• _ENTRIES PROVIDED_
****************************************

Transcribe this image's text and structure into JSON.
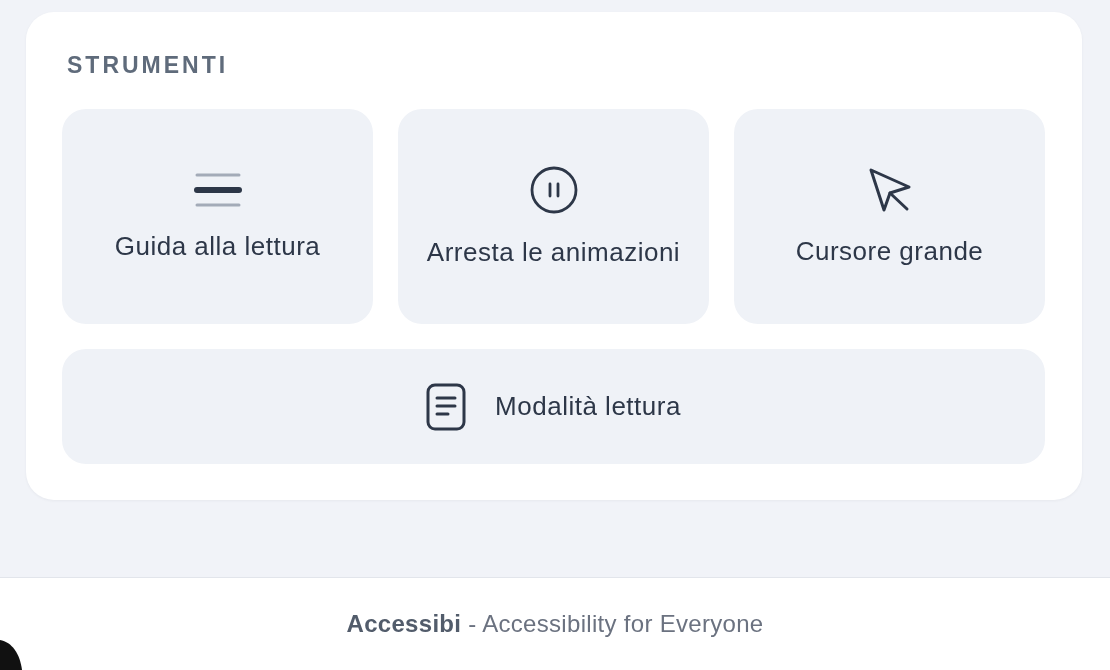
{
  "tools_section": {
    "title": "STRUMENTI",
    "tools": [
      {
        "label": "Guida alla lettura",
        "kind": "tile"
      },
      {
        "label": "Arresta le animazioni",
        "kind": "tile"
      },
      {
        "label": "Cursore grande",
        "kind": "tile"
      },
      {
        "label": "Modalità lettura",
        "kind": "wide"
      }
    ]
  },
  "footer": {
    "text": "**Accessibi** - Accessibility for Everyone"
  }
}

****************************************

• _EXERCISE DETAILS_
Print out the lines exactly, skipping any picture.

• _REPLY TO THE TASK_
Transcribe this image's text and structure into JSON.
{
  "tools_section": {
    "title": "STRUMENTI",
    "tools": [
      {
        "label": "Guida alla lettura",
        "kind": "tile"
      },
      {
        "label": "Arresta le animazioni",
        "kind": "tile"
      },
      {
        "label": "Cursore grande",
        "kind": "tile"
      },
      {
        "label": "Modalità lettura",
        "kind": "wide"
      }
    ]
  },
  "footer": {
    "text": "**Accessibi** - Accessibility for Everyone"
  }
}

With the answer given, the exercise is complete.